§ **Extrait du document**:
Marc Weitzmann, Une matière inflammable, Stock,
septembre 2013, 368 pages.
Dans le
dernier tiers du roman de Marc Weitzmann, une conversation entre deux couples d’amis,
lors d’un dîner apparemment anodin, donne la mesure du traumatisme provoqué par
« l’affaire DSK ». Là se joue le pré-dénouement d’Une matière inflammable, autour d’une
table de restaurant, à Jérusalem. « C’est la première affaire française
d’ampleur planétaire. Même encore maintenant ça revient avec une fréquence
improbable dans les conversations » (p.310). Strauss-Kahn n’est pas un
personnage du roman. Il est la figure déterminante, mais sous-jacente, du
milieu intellectuel juif que Marc Weitzmann décrit sur deux décennies.
Depuis
l’enfance, Franck Schreiber est fasciné par l’atmosphère de l’appartement
parisien de son grand-père et par la vie de ses oncles, et ne comprend pas
pourquoi son père a choisi de s’exiler en province, à Ploucville. Le nom choisi
pour la ville en dit long : il n’est de vie intéressante qu’à Paris. À dix
ans, il remarque sur une photographie, dans le bureau de Grand-Père, une jeune
inconnue d’une « fulgide élégance », entourée de JJSS et de Françoise
Giroud. L’inconnue, c’est Anne Sinclair. Le roman s’ouvre sur son nom. À Paris,
en famille, on parle de ceux que l’on côtoie et de ceux que l’on a côtoyés,
Mendès-France, Chaplin, Kissinger, Moshe Dayan, Montand et Signoret… Francis
Girod vient demander conseil pour son film sur Marthe Hanau. À l’adolescence, toujours
chez son grand-père, Franck va faire la connaissance de Patrick Zimmermann, un
jeune économiste en vogue. Rencontre déterminante.
Franck
se prend pour Rastignac, ou à peu près. Il quitte ses parents à 18 ans, s’installe
à la campagne avec une femme de dix ans son aînée, puis fonce sur la capitale.
Zimmermann lui ouvre la petite porte de l’écriture : Franck devient son
nègre.
La
« matière inflammable » du titre, pour Franck, c’est sa famille (1).

§ **Consigne écrite A**:
D'après la critique du roman Une matière inflammable, pourquoi le nom « Ploucville », choisi pour la ville de province du père, en dit-il long ? Répondez en une ou deux phrases.
§ **Consigne écrite B**:
Reprenez la critique du roman Une matière inflammable à la suite de sa dernière phrase et poursuivez-la.

§ **Données fournies**:

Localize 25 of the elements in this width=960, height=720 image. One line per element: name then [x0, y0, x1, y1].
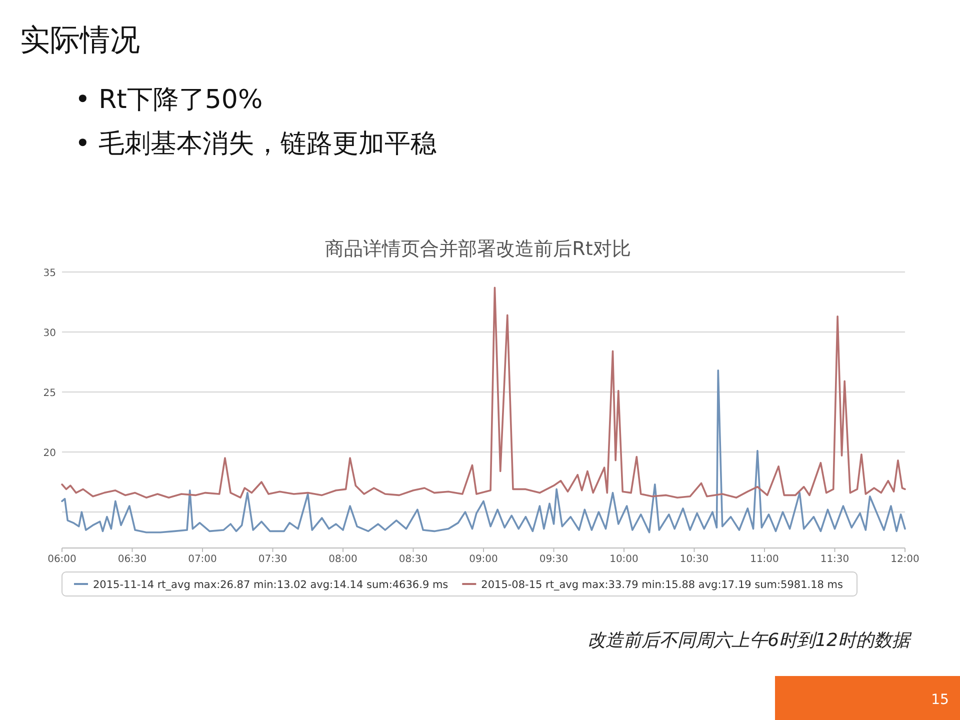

§ **Corrigé de l'exercice A**:
Ce nom en dit long parce qu'il exprime l'idée qu'il n'y a de vie intéressante qu'à Paris.

§ **Corrigé de l'exercice B**:
Mais tout est inflammable, dans les milieux intellectuels et politiques des
années 1990 et 2000 : les cœurs et les corps, les fondements de la Gauche,
les allées du pouvoir, les rapports amicaux et sociaux, la richesse sans
complexe. Franck a une aventure avec Paula, l’insaisissable compagne de
Zimmerman, travaille pour son mentor sur Bentham et plus tard sur Mendès. Les
idées de bonheur et d’argent s’entremêlent, l’économie devenant bel et bien la
base de toute réflexion : « ‟L’argent, écrivait [Bentham], dit
Zimmermann, est un élément non seulement important dans la production du
bonheur, mais aussi un élément rationnel parce qu’on peut le calculer.” La
richesse était par excellence l’instrument de vérification rationnelle du
bonheur. La science du bonheur, en conséquence, s’appelait l’économie ». L’aisance
matérielle et les fonctions ministérielles font du couple Sinclair/Strauss-Kahn
l’image parfaite des temps ambiants. Richesse et socialisme, cap fixé du
libéralisme et glamour, télévision et escapades à Marrakech.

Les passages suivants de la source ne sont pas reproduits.